[Stored dataset items]
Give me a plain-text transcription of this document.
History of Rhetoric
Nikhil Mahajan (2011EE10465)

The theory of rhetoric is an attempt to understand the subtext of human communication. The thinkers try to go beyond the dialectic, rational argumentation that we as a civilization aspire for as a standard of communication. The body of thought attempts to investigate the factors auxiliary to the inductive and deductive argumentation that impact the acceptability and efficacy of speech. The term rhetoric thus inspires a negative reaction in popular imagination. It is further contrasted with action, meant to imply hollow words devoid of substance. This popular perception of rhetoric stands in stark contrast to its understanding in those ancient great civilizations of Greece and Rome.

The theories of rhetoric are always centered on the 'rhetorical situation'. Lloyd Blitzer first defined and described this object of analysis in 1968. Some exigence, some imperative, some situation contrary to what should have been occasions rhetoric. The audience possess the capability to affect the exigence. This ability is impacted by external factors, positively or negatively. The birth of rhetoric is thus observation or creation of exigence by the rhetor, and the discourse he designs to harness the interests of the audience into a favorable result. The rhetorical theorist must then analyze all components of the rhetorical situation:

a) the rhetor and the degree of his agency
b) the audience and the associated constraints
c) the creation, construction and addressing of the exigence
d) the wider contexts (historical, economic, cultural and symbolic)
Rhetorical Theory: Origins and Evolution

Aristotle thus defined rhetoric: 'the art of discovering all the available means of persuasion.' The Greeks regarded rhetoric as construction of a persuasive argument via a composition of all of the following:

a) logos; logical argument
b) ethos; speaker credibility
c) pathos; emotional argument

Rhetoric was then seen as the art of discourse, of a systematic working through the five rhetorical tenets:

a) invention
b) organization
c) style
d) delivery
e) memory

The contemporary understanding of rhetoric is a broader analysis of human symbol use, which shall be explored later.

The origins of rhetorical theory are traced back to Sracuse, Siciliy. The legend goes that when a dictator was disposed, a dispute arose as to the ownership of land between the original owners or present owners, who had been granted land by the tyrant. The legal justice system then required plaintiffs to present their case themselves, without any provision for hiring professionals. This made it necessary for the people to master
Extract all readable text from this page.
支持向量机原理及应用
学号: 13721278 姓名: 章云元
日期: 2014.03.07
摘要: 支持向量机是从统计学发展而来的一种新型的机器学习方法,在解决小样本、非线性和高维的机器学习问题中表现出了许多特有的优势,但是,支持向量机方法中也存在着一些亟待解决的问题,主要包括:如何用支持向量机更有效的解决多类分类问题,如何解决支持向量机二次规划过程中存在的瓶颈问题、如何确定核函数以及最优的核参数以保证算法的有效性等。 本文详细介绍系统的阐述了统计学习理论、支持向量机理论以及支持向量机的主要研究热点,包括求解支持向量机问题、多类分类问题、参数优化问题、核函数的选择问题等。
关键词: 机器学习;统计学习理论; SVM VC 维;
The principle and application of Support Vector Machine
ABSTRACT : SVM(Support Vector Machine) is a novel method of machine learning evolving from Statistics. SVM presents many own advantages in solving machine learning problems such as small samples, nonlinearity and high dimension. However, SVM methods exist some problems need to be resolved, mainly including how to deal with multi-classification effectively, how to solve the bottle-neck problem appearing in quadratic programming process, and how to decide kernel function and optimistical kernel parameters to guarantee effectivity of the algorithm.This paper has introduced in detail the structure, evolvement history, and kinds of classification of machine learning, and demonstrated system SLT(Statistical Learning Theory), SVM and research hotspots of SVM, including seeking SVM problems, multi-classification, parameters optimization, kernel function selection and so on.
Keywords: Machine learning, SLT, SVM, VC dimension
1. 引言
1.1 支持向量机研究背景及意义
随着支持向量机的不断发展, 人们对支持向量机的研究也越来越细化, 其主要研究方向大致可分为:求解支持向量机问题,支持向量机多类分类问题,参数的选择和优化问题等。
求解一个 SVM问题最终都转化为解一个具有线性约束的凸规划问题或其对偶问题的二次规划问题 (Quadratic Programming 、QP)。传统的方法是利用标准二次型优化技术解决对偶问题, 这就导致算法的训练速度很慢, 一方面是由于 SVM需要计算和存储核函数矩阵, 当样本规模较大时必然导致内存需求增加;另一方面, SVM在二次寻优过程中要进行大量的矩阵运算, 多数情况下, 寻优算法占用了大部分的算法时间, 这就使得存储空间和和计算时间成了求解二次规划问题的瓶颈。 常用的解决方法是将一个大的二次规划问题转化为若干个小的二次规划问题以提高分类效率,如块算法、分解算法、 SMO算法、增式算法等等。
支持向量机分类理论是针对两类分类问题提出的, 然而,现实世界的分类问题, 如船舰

TO BE DONE
Copy down the material exactly as written.

RESULT OF THIS EXERCISE
Give me a plain-text transcription of this document.
History of Rhetoric
Nikhil Mahajan (2011EE10465)

The theory of rhetoric is an attempt to understand the subtext of human communication. The thinkers try to go beyond the dialectic, rational argumentation that we as a civilization aspire for as a standard of communication. The body of thought attempts to investigate the factors auxiliary to the inductive and deductive argumentation that impact the acceptability and efficacy of speech. The term rhetoric thus inspires a negative reaction in popular imagination. It is further contrasted with action, meant to imply hollow words devoid of substance. This popular perception of rhetoric stands in stark contrast to its understanding in those ancient great civilizations of Greece and Rome.

The theories of rhetoric are always centered on the 'rhetorical situation'. Lloyd Blitzer first defined and described this object of analysis in 1968. Some exigence, some imperative, some situation contrary to what should have been occasions rhetoric. The audience possess the capability to affect the exigence. This ability is impacted by external factors, positively or negatively. The birth of rhetoric is thus observation or creation of exigence by the rhetor, and the discourse he designs to harness the interests of the audience into a favorable result. The rhetorical theorist must then analyze all components of the rhetorical situation:

a) the rhetor and the degree of his agency
b) the audience and the associated constraints
c) the creation, construction and addressing of the exigence
d) the wider contexts (historical, economic, cultural and symbolic)
Rhetorical Theory: Origins and Evolution

Aristotle thus defined rhetoric: 'the art of discovering all the available means of persuasion.' The Greeks regarded rhetoric as construction of a persuasive argument via a composition of all of the following:

a) logos; logical argument
b) ethos; speaker credibility
c) pathos; emotional argument

Rhetoric was then seen as the art of discourse, of a systematic working through the five rhetorical tenets:

a) invention
b) organization
c) style
d) delivery
e) memory

The contemporary understanding of rhetoric is a broader analysis of human symbol use, which shall be explored later.

The origins of rhetorical theory are traced back to Sracuse, Siciliy. The legend goes that when a dictator was disposed, a dispute arose as to the ownership of land between the original owners or present owners, who had been granted land by the tyrant. The legal justice system then required plaintiffs to present their case themselves, without any provision for hiring professionals. This made it necessary for the people to master
Extract all readable text from this page.
支持向量机原理及应用
学号: 13721278 姓名: 章云元
日期: 2014.03.07
摘要: 支持向量机是从统计学发展而来的一种新型的机器学习方法,在解决小样本、非线性和高维的机器学习问题中表现出了许多特有的优势,但是,支持向量机方法中也存在着一些亟待解决的问题,主要包括:如何用支持向量机更有效的解决多类分类问题,如何解决支持向量机二次规划过程中存在的瓶颈问题、如何确定核函数以及最优的核参数以保证算法的有效性等。 本文详细介绍系统的阐述了统计学习理论、支持向量机理论以及支持向量机的主要研究热点,包括求解支持向量机问题、多类分类问题、参数优化问题、核函数的选择问题等。
关键词: 机器学习;统计学习理论; SVM VC 维;
The principle and application of Support Vector Machine
ABSTRACT : SVM(Support Vector Machine) is a novel method of machine learning evolving from Statistics. SVM presents many own advantages in solving machine learning problems such as small samples, nonlinearity and high dimension. However, SVM methods exist some problems need to be resolved, mainly including how to deal with multi-classification effectively, how to solve the bottle-neck problem appearing in quadratic programming process, and how to decide kernel function and optimistical kernel parameters to guarantee effectivity of the algorithm.This paper has introduced in detail the structure, evolvement history, and kinds of classification of machine learning, and demonstrated system SLT(Statistical Learning Theory), SVM and research hotspots of SVM, including seeking SVM problems, multi-classification, parameters optimization, kernel function selection and so on.
Keywords: Machine learning, SLT, SVM, VC dimension
1. 引言
1.1 支持向量机研究背景及意义
随着支持向量机的不断发展, 人们对支持向量机的研究也越来越细化, 其主要研究方向大致可分为:求解支持向量机问题,支持向量机多类分类问题,参数的选择和优化问题等。
求解一个 SVM问题最终都转化为解一个具有线性约束的凸规划问题或其对偶问题的二次规划问题 (Quadratic Programming 、QP)。传统的方法是利用标准二次型优化技术解决对偶问题, 这就导致算法的训练速度很慢, 一方面是由于 SVM需要计算和存储核函数矩阵, 当样本规模较大时必然导致内存需求增加;另一方面, SVM在二次寻优过程中要进行大量的矩阵运算, 多数情况下, 寻优算法占用了大部分的算法时间, 这就使得存储空间和和计算时间成了求解二次规划问题的瓶颈。 常用的解决方法是将一个大的二次规划问题转化为若干个小的二次规划问题以提高分类效率,如块算法、分解算法、 SMO算法、增式算法等等。
支持向量机分类理论是针对两类分类问题提出的, 然而,现实世界的分类问题, 如船舰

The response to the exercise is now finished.